──────── Excerpted records
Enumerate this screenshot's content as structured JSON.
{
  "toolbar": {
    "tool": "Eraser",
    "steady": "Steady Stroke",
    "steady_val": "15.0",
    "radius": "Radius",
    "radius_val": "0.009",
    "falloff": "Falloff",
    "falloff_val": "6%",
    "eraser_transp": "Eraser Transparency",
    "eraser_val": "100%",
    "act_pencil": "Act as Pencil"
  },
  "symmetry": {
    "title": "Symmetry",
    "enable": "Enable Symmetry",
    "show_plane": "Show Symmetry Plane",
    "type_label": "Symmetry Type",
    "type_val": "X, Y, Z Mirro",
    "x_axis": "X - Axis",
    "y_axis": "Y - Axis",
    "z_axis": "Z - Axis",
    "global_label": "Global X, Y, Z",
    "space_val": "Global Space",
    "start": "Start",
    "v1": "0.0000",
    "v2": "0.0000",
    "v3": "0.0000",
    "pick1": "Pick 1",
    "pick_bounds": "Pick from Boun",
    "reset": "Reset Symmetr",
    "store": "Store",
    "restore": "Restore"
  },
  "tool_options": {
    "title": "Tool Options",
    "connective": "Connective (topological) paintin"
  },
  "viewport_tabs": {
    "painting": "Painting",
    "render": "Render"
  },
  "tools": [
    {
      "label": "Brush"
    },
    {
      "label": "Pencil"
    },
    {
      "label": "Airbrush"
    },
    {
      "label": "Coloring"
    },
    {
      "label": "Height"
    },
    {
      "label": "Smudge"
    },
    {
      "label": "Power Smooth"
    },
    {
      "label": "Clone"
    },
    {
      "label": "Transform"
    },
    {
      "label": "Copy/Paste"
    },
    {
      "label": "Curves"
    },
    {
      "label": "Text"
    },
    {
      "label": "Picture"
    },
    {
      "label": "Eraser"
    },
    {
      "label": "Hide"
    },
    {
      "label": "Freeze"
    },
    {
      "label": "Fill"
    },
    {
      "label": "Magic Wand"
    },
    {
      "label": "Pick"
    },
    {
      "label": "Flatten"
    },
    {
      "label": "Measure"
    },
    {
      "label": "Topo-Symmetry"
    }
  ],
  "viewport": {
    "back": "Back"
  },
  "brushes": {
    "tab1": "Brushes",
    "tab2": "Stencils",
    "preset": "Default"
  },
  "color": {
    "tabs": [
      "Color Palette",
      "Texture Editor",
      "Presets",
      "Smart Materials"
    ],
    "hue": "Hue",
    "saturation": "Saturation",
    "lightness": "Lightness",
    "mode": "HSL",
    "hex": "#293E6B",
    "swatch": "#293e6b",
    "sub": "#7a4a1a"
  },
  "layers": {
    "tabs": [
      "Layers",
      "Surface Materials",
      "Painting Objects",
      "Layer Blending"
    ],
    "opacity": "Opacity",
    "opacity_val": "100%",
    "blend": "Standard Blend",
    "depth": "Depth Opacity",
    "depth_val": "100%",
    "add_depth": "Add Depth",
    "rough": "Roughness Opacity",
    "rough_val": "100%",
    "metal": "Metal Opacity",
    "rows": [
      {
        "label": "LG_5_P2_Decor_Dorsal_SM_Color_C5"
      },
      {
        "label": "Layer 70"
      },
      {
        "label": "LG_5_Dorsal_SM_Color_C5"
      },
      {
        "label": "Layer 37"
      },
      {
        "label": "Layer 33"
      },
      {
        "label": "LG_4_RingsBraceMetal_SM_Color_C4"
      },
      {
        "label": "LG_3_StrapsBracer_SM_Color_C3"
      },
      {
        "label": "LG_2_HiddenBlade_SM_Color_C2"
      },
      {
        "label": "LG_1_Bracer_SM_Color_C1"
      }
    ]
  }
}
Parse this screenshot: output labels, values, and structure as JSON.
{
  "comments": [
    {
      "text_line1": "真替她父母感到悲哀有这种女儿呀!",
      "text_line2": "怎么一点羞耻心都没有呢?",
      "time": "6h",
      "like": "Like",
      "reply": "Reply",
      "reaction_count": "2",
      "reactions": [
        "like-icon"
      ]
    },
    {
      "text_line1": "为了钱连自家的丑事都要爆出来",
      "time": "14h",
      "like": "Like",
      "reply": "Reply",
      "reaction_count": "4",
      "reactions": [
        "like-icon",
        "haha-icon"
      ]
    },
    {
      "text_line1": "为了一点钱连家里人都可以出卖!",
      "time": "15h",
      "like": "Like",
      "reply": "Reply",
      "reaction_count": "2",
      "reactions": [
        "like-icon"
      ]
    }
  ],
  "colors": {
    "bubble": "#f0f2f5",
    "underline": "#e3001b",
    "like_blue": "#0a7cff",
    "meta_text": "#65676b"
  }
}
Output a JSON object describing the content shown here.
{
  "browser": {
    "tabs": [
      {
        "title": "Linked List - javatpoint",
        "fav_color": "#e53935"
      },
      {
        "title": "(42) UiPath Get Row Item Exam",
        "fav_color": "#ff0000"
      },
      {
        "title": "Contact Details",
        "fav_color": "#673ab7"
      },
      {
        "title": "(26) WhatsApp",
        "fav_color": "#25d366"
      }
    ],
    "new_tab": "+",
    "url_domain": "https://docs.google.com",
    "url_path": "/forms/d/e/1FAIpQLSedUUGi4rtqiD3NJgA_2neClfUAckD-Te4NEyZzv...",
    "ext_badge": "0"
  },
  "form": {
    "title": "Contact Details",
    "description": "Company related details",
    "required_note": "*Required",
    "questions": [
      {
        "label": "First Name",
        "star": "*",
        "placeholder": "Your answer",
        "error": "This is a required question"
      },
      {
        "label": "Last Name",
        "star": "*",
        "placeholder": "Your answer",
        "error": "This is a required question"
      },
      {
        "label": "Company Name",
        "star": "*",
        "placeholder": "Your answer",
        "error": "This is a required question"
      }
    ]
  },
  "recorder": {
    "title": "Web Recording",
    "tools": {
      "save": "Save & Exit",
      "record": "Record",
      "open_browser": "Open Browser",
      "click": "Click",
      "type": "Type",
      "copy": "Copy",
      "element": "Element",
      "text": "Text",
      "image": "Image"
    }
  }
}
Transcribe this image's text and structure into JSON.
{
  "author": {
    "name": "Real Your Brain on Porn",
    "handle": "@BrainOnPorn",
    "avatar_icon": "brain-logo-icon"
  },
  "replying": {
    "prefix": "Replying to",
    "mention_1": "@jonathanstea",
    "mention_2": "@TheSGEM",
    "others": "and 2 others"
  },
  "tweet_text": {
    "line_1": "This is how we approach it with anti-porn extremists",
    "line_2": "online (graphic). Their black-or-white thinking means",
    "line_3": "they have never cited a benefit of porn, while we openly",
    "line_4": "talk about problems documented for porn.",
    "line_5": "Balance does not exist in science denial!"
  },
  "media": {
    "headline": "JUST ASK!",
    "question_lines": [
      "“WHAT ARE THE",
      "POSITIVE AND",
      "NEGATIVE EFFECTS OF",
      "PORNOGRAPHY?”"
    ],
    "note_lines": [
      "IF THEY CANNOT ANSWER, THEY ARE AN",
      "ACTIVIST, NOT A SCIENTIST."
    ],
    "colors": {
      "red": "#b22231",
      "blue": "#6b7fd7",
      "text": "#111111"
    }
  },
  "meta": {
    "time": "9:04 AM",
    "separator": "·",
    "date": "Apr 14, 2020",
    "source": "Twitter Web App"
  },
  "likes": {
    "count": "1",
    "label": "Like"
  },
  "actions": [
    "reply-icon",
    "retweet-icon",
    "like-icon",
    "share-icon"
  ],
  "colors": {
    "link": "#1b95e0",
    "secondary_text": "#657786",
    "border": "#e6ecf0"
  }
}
────────────────
Print back all the lines verbatim.

Enumerate this screenshot's content as structured JSON.
{
  "toolbar": {
    "tool": "Eraser",
    "steady": "Steady Stroke",
    "steady_val": "15.0",
    "radius": "Radius",
    "radius_val": "0.009",
    "falloff": "Falloff",
    "falloff_val": "6%",
    "eraser_transp": "Eraser Transparency",
    "eraser_val": "100%",
    "act_pencil": "Act as Pencil"
  },
  "symmetry": {
    "title": "Symmetry",
    "enable": "Enable Symmetry",
    "show_plane": "Show Symmetry Plane",
    "type_label": "Symmetry Type",
    "type_val": "X, Y, Z Mirro",
    "x_axis": "X - Axis",
    "y_axis": "Y - Axis",
    "z_axis": "Z - Axis",
    "global_label": "Global X, Y, Z",
    "space_val": "Global Space",
    "start": "Start",
    "v1": "0.0000",
    "v2": "0.0000",
    "v3": "0.0000",
    "pick1": "Pick 1",
    "pick_bounds": "Pick from Boun",
    "reset": "Reset Symmetr",
    "store": "Store",
    "restore": "Restore"
  },
  "tool_options": {
    "title": "Tool Options",
    "connective": "Connective (topological) paintin"
  },
  "viewport_tabs": {
    "painting": "Painting",
    "render": "Render"
  },
  "tools": [
    {
      "label": "Brush"
    },
    {
      "label": "Pencil"
    },
    {
      "label": "Airbrush"
    },
    {
      "label": "Coloring"
    },
    {
      "label": "Height"
    },
    {
      "label": "Smudge"
    },
    {
      "label": "Power Smooth"
    },
    {
      "label": "Clone"
    },
    {
      "label": "Transform"
    },
    {
      "label": "Copy/Paste"
    },
    {
      "label": "Curves"
    },
    {
      "label": "Text"
    },
    {
      "label": "Picture"
    },
    {
      "label": "Eraser"
    },
    {
      "label": "Hide"
    },
    {
      "label": "Freeze"
    },
    {
      "label": "Fill"
    },
    {
      "label": "Magic Wand"
    },
    {
      "label": "Pick"
    },
    {
      "label": "Flatten"
    },
    {
      "label": "Measure"
    },
    {
      "label": "Topo-Symmetry"
    }
  ],
  "viewport": {
    "back": "Back"
  },
  "brushes": {
    "tab1": "Brushes",
    "tab2": "Stencils",
    "preset": "Default"
  },
  "color": {
    "tabs": [
      "Color Palette",
      "Texture Editor",
      "Presets",
      "Smart Materials"
    ],
    "hue": "Hue",
    "saturation": "Saturation",
    "lightness": "Lightness",
    "mode": "HSL",
    "hex": "#293E6B",
    "swatch": "#293e6b",
    "sub": "#7a4a1a"
  },
  "layers": {
    "tabs": [
      "Layers",
      "Surface Materials",
      "Painting Objects",
      "Layer Blending"
    ],
    "opacity": "Opacity",
    "opacity_val": "100%",
    "blend": "Standard Blend",
    "depth": "Depth Opacity",
    "depth_val": "100%",
    "add_depth": "Add Depth",
    "rough": "Roughness Opacity",
    "rough_val": "100%",
    "metal": "Metal Opacity",
    "rows": [
      {
        "label": "LG_5_P2_Decor_Dorsal_SM_Color_C5"
      },
      {
        "label": "Layer 70"
      },
      {
        "label": "LG_5_Dorsal_SM_Color_C5"
      },
      {
        "label": "Layer 37"
      },
      {
        "label": "Layer 33"
      },
      {
        "label": "LG_4_RingsBraceMetal_SM_Color_C4"
      },
      {
        "label": "LG_3_StrapsBracer_SM_Color_C3"
      },
      {
        "label": "LG_2_HiddenBlade_SM_Color_C2"
      },
      {
        "label": "LG_1_Bracer_SM_Color_C1"
      }
    ]
  }
}
Parse this screenshot: output labels, values, and structure as JSON.
{
  "comments": [
    {
      "text_line1": "真替她父母感到悲哀有这种女儿呀!",
      "text_line2": "怎么一点羞耻心都没有呢?",
      "time": "6h",
      "like": "Like",
      "reply": "Reply",
      "reaction_count": "2",
      "reactions": [
        "like-icon"
      ]
    },
    {
      "text_line1": "为了钱连自家的丑事都要爆出来",
      "time": "14h",
      "like": "Like",
      "reply": "Reply",
      "reaction_count": "4",
      "reactions": [
        "like-icon",
        "haha-icon"
      ]
    },
    {
      "text_line1": "为了一点钱连家里人都可以出卖!",
      "time": "15h",
      "like": "Like",
      "reply": "Reply",
      "reaction_count": "2",
      "reactions": [
        "like-icon"
      ]
    }
  ],
  "colors": {
    "bubble": "#f0f2f5",
    "underline": "#e3001b",
    "like_blue": "#0a7cff",
    "meta_text": "#65676b"
  }
}
Output a JSON object describing the content shown here.
{
  "browser": {
    "tabs": [
      {
        "title": "Linked List - javatpoint",
        "fav_color": "#e53935"
      },
      {
        "title": "(42) UiPath Get Row Item Exam",
        "fav_color": "#ff0000"
      },
      {
        "title": "Contact Details",
        "fav_color": "#673ab7"
      },
      {
        "title": "(26) WhatsApp",
        "fav_color": "#25d366"
      }
    ],
    "new_tab": "+",
    "url_domain": "https://docs.google.com",
    "url_path": "/forms/d/e/1FAIpQLSedUUGi4rtqiD3NJgA_2neClfUAckD-Te4NEyZzv...",
    "ext_badge": "0"
  },
  "form": {
    "title": "Contact Details",
    "description": "Company related details",
    "required_note": "*Required",
    "questions": [
      {
        "label": "First Name",
        "star": "*",
        "placeholder": "Your answer",
        "error": "This is a required question"
      },
      {
        "label": "Last Name",
        "star": "*",
        "placeholder": "Your answer",
        "error": "This is a required question"
      },
      {
        "label": "Company Name",
        "star": "*",
        "placeholder": "Your answer",
        "error": "This is a required question"
      }
    ]
  },
  "recorder": {
    "title": "Web Recording",
    "tools": {
      "save": "Save & Exit",
      "record": "Record",
      "open_browser": "Open Browser",
      "click": "Click",
      "type": "Type",
      "copy": "Copy",
      "element": "Element",
      "text": "Text",
      "image": "Image"
    }
  }
}
Transcribe this image's text and structure into JSON.
{
  "author": {
    "name": "Real Your Brain on Porn",
    "handle": "@BrainOnPorn",
    "avatar_icon": "brain-logo-icon"
  },
  "replying": {
    "prefix": "Replying to",
    "mention_1": "@jonathanstea",
    "mention_2": "@TheSGEM",
    "others": "and 2 others"
  },
  "tweet_text": {
    "line_1": "This is how we approach it with anti-porn extremists",
    "line_2": "online (graphic). Their black-or-white thinking means",
    "line_3": "they have never cited a benefit of porn, while we openly",
    "line_4": "talk about problems documented for porn.",
    "line_5": "Balance does not exist in science denial!"
  },
  "media": {
    "headline": "JUST ASK!",
    "question_lines": [
      "“WHAT ARE THE",
      "POSITIVE AND",
      "NEGATIVE EFFECTS OF",
      "PORNOGRAPHY?”"
    ],
    "note_lines": [
      "IF THEY CANNOT ANSWER, THEY ARE AN",
      "ACTIVIST, NOT A SCIENTIST."
    ],
    "colors": {
      "red": "#b22231",
      "blue": "#6b7fd7",
      "text": "#111111"
    }
  },
  "meta": {
    "time": "9:04 AM",
    "separator": "·",
    "date": "Apr 14, 2020",
    "source": "Twitter Web App"
  },
  "likes": {
    "count": "1",
    "label": "Like"
  },
  "actions": [
    "reply-icon",
    "retweet-icon",
    "like-icon",
    "share-icon"
  ],
  "colors": {
    "link": "#1b95e0",
    "secondary_text": "#657786",
    "border": "#e6ecf0"
  }
}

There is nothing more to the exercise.